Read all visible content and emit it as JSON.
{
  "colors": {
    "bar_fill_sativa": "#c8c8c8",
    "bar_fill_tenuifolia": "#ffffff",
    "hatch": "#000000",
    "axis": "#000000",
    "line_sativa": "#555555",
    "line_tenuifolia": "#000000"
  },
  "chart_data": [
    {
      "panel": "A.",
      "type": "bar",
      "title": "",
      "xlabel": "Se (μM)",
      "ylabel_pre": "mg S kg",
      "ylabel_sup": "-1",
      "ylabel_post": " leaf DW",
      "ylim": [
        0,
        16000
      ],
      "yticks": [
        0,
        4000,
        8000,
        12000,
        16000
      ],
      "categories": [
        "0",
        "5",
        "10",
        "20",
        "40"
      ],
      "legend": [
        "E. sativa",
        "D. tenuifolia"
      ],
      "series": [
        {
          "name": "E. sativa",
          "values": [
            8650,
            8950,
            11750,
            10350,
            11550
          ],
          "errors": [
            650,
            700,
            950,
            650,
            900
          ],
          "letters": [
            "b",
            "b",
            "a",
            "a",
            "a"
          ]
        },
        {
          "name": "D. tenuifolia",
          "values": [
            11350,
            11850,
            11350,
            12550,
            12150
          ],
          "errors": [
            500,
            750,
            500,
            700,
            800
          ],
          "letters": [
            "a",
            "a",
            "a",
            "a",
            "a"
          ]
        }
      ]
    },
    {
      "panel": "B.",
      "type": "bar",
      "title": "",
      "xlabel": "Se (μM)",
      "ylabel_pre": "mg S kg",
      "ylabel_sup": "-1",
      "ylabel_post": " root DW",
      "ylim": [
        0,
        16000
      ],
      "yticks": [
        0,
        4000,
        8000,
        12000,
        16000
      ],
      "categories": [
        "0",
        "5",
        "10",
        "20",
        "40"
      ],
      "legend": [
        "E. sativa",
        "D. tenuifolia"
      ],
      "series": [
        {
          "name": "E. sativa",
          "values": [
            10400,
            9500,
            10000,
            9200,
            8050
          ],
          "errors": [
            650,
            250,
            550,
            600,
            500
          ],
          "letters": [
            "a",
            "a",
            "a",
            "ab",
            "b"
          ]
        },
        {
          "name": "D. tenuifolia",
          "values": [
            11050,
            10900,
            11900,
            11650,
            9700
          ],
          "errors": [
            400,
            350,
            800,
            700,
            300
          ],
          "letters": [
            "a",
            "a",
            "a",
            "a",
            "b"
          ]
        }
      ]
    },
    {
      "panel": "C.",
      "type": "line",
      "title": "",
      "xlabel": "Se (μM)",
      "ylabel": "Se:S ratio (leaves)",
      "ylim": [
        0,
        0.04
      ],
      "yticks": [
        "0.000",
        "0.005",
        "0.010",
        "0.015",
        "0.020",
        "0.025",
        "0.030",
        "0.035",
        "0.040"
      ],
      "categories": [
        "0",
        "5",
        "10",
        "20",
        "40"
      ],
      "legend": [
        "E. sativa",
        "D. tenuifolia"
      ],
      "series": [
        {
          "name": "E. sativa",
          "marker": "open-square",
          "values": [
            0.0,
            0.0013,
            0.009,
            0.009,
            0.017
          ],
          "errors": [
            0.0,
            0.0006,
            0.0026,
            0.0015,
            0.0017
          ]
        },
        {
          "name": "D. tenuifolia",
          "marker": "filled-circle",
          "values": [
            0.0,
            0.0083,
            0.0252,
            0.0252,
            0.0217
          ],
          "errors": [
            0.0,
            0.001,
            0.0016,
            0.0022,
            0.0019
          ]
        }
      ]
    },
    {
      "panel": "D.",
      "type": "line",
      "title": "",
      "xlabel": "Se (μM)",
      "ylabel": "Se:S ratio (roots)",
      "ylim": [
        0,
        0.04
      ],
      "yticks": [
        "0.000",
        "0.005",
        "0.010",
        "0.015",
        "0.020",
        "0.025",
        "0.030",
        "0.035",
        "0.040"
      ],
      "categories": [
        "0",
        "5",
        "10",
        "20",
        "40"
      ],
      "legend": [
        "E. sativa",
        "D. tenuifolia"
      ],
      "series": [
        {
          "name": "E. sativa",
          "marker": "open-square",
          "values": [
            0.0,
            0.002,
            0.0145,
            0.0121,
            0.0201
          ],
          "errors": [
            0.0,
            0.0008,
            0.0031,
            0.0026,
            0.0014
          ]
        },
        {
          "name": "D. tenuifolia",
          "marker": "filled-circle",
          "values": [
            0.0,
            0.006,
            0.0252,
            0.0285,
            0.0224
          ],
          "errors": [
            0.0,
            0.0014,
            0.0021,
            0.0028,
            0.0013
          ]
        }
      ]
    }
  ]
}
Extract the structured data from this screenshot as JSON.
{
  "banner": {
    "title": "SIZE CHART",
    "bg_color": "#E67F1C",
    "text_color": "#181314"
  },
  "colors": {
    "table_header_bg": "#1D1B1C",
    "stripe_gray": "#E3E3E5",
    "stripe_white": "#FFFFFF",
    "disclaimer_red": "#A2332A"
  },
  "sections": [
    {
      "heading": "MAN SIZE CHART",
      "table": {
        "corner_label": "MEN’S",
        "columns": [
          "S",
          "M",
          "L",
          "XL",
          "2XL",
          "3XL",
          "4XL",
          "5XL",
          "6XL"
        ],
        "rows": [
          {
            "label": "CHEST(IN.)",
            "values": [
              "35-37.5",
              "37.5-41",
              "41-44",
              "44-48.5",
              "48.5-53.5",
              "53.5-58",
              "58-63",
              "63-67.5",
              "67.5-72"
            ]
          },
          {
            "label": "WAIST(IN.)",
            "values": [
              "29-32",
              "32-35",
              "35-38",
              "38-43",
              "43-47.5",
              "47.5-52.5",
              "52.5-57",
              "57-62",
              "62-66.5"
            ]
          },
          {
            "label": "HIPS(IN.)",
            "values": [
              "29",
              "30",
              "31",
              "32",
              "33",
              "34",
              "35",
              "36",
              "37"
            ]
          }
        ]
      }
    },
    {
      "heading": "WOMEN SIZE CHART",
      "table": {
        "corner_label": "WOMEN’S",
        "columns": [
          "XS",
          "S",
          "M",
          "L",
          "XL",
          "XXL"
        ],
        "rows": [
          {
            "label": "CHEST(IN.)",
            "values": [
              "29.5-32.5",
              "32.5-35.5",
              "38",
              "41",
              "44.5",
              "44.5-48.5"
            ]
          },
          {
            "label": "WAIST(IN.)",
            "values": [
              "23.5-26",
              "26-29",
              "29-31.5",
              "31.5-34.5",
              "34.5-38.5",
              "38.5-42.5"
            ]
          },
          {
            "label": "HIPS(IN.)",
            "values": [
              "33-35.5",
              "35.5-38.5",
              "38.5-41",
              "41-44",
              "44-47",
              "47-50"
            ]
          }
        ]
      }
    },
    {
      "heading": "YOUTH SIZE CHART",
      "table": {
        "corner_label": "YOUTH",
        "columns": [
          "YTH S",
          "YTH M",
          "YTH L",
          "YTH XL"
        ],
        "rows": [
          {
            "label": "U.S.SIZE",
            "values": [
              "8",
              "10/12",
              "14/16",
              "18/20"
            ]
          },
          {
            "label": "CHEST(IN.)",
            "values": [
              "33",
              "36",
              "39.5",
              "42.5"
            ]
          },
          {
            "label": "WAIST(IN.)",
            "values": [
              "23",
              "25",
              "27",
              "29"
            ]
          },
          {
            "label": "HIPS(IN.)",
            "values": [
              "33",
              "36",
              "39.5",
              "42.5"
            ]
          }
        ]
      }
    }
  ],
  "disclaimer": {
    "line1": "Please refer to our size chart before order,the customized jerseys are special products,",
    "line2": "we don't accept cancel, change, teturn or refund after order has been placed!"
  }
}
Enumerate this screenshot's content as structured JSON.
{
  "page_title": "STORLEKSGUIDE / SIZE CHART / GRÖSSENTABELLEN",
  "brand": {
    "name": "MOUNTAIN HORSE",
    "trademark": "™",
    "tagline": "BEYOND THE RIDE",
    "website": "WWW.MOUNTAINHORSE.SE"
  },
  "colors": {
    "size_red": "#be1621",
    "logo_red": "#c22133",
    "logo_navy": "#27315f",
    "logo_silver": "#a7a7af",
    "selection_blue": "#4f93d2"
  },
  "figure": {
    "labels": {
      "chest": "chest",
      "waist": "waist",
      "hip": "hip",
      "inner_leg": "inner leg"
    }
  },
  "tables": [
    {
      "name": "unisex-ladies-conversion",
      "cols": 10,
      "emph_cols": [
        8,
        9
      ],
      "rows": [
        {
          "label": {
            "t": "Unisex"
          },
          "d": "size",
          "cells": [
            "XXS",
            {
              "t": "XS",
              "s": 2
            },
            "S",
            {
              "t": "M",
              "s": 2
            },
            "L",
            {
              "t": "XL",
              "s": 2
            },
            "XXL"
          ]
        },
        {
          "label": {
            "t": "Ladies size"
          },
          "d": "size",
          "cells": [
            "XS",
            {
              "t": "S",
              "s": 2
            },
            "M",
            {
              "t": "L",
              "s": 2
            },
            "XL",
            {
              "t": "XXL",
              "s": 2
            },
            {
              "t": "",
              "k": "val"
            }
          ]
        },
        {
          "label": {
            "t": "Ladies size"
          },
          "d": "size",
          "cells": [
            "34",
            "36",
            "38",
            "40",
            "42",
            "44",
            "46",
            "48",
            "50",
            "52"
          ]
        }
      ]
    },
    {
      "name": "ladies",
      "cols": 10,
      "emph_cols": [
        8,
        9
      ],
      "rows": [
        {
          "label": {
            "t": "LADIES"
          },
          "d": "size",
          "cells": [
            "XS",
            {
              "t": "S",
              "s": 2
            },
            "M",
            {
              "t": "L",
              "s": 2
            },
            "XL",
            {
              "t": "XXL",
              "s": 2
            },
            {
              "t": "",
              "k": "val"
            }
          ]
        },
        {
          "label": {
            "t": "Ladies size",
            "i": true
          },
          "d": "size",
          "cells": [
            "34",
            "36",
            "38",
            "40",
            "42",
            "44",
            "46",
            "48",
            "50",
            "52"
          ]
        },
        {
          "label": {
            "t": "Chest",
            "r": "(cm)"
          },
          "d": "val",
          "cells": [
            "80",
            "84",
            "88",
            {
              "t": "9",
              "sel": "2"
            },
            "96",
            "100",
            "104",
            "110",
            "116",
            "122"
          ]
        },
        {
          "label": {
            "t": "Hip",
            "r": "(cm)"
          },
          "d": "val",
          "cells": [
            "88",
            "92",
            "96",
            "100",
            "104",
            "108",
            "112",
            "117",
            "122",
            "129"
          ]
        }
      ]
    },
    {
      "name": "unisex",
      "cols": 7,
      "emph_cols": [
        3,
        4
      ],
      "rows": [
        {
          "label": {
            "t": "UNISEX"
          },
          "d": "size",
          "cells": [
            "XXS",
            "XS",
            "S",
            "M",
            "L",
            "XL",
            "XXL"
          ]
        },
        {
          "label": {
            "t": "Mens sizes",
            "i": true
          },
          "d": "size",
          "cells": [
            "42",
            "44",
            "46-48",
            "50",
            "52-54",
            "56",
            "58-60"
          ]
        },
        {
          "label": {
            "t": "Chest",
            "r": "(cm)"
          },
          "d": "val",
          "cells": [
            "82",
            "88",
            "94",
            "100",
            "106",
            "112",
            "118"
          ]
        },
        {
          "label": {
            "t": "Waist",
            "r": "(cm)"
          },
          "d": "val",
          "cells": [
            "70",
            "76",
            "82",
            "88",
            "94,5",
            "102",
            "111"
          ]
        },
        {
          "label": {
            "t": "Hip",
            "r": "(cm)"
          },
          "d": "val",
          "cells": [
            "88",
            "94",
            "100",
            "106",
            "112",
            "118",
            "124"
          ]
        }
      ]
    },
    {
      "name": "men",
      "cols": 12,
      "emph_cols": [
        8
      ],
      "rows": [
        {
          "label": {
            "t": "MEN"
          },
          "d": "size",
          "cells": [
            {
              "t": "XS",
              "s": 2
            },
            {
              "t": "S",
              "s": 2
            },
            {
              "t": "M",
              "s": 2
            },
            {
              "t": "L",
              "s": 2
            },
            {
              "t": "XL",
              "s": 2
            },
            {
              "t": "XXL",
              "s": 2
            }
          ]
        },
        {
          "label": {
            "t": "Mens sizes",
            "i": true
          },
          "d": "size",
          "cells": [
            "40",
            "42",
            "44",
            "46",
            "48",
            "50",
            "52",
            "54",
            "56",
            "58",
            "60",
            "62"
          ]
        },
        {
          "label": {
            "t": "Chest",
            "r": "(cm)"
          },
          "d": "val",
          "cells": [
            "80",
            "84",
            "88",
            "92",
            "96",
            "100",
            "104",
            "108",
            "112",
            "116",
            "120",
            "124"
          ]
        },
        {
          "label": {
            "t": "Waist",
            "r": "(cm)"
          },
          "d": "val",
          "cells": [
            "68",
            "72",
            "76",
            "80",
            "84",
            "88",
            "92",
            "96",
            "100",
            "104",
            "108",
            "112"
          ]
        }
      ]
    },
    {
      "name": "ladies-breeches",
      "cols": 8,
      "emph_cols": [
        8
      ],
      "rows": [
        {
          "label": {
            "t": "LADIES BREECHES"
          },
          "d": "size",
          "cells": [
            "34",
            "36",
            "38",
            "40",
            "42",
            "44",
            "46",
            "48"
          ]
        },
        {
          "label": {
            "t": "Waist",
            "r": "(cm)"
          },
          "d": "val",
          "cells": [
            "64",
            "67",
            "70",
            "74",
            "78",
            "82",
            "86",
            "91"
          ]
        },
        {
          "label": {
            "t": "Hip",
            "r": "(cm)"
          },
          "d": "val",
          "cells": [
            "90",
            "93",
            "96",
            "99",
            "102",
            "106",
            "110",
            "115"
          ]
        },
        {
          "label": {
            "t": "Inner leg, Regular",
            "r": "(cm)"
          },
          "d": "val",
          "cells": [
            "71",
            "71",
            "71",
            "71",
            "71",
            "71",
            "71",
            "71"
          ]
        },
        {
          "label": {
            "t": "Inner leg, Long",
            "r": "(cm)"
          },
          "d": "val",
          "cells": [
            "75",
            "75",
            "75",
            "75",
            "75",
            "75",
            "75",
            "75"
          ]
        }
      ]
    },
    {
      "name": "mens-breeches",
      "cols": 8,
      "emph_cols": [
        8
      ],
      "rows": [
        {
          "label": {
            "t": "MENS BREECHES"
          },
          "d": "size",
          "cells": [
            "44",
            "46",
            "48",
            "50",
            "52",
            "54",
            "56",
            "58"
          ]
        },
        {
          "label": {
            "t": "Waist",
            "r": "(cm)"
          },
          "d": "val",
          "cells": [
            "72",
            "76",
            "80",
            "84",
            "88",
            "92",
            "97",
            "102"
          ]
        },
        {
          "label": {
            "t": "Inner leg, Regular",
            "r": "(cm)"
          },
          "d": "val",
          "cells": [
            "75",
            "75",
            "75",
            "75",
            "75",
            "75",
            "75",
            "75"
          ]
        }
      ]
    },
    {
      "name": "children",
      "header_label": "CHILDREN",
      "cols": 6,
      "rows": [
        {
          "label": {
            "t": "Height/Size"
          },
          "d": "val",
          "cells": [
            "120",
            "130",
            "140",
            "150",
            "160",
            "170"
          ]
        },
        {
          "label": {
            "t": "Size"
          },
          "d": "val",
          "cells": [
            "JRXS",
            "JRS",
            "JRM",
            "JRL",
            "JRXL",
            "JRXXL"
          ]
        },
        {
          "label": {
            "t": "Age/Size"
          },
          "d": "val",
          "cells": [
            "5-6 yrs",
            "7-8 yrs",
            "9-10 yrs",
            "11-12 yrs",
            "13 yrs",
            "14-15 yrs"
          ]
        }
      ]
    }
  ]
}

## Given task
Report the count of lines in the entries that contain the string "heading", and nothing besides it.

## Answer for this exercise
3